• [AIM] Take every line from the material that has the word "JSON" in it.

• [DATA EXTRACT]
##############################

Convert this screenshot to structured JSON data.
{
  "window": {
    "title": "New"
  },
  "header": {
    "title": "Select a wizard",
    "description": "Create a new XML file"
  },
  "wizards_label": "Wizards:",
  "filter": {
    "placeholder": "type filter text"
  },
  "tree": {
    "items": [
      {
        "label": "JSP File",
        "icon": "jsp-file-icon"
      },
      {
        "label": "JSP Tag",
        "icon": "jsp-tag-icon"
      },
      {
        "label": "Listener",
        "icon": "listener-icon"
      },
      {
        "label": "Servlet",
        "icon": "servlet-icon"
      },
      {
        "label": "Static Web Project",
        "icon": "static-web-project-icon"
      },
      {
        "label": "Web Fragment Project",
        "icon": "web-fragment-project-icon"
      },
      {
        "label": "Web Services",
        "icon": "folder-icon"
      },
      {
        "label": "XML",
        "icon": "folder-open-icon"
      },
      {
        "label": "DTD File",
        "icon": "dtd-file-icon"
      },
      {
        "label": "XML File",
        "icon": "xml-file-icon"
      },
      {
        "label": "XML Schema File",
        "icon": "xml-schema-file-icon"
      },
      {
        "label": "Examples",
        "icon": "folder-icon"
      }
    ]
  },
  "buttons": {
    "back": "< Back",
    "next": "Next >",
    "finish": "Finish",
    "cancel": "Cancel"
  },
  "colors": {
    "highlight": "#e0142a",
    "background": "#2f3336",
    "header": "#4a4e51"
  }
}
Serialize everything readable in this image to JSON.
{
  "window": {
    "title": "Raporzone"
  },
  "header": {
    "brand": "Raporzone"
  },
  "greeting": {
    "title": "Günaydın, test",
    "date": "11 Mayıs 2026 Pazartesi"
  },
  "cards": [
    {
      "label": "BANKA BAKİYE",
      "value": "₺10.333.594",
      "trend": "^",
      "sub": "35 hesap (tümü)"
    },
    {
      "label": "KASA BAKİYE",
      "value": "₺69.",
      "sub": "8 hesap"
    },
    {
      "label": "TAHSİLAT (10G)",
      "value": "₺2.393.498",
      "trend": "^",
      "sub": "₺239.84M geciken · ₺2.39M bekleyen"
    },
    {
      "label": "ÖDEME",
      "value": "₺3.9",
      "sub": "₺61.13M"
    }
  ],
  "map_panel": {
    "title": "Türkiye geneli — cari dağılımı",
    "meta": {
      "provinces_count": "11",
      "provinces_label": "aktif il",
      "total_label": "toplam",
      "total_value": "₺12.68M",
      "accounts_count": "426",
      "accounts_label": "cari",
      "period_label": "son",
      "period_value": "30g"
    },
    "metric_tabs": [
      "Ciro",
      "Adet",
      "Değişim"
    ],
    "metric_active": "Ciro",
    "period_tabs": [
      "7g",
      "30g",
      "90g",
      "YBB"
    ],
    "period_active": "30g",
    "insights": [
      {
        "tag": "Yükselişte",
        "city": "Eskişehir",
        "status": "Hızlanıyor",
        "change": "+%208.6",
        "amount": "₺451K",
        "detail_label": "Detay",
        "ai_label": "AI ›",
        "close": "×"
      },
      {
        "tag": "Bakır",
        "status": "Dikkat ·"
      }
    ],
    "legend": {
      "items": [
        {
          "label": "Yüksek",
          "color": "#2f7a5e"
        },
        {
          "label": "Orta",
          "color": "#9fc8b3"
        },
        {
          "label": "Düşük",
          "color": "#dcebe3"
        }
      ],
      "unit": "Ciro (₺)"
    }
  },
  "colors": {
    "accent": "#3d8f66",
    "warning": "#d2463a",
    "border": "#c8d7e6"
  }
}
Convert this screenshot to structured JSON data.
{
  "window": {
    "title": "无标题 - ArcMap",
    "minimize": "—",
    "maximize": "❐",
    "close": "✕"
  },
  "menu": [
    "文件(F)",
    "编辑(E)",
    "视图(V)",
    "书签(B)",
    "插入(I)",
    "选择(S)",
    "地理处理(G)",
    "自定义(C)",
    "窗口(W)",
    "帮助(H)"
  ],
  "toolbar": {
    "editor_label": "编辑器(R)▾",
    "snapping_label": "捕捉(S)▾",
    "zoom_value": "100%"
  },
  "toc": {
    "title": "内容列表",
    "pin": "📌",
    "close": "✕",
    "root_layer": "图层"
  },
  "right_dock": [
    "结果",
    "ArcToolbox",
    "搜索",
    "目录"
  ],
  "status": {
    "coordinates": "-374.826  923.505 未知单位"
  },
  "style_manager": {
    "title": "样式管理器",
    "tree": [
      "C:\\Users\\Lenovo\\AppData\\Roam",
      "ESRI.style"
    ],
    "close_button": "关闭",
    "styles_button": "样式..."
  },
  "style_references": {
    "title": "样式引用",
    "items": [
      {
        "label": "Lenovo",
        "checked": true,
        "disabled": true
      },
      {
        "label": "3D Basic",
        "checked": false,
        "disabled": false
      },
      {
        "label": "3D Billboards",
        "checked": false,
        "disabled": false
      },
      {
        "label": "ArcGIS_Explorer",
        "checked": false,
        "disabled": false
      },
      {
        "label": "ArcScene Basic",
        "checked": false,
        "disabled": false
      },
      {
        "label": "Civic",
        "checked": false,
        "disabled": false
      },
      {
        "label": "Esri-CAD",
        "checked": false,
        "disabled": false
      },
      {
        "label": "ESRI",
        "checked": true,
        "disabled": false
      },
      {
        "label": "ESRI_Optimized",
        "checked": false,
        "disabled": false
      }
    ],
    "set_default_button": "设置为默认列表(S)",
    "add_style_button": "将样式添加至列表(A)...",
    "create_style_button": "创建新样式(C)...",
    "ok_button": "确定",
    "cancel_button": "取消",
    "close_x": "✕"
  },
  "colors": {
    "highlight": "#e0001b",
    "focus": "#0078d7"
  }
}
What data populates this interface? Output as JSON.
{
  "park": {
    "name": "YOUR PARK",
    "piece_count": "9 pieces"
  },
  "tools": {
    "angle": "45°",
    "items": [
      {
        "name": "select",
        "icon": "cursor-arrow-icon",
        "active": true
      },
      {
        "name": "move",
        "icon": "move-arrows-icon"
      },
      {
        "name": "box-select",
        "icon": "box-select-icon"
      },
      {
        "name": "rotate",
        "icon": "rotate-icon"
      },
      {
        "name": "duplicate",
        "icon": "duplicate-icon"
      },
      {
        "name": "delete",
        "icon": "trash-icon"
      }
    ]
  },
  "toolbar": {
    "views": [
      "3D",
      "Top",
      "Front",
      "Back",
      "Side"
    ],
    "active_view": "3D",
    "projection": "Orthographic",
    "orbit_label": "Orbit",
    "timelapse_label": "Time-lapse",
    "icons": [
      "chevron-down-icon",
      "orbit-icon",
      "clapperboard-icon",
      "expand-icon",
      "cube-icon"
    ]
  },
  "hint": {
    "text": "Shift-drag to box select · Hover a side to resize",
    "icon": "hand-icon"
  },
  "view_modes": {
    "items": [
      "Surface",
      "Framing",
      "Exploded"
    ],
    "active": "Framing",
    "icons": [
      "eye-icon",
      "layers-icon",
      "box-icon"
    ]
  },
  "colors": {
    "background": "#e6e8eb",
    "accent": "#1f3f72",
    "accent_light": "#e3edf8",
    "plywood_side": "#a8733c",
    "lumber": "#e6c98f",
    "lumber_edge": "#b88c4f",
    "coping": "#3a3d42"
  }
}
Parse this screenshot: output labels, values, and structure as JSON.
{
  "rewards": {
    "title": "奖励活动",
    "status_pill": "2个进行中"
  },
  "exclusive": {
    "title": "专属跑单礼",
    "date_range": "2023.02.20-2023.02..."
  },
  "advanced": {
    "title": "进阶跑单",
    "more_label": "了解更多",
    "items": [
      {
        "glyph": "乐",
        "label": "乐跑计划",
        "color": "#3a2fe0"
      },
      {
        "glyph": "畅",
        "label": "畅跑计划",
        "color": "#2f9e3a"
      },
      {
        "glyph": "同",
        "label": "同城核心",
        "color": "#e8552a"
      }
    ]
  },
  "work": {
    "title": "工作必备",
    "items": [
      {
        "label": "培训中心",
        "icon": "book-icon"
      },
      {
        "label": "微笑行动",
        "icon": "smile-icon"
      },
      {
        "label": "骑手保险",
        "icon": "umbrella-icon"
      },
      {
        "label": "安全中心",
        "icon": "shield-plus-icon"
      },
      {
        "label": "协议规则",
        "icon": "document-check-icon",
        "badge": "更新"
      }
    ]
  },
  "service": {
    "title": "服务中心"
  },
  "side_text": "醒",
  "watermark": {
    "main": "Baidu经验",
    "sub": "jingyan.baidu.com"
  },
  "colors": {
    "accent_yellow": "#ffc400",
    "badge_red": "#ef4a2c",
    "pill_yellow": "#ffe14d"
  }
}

##############################

• [EXERCISE OUTPUT]
Convert this screenshot to structured JSON data.
Serialize everything readable in this image to JSON.
Convert this screenshot to structured JSON data.
What data populates this interface? Output as JSON.
Parse this screenshot: output labels, values, and structure as JSON.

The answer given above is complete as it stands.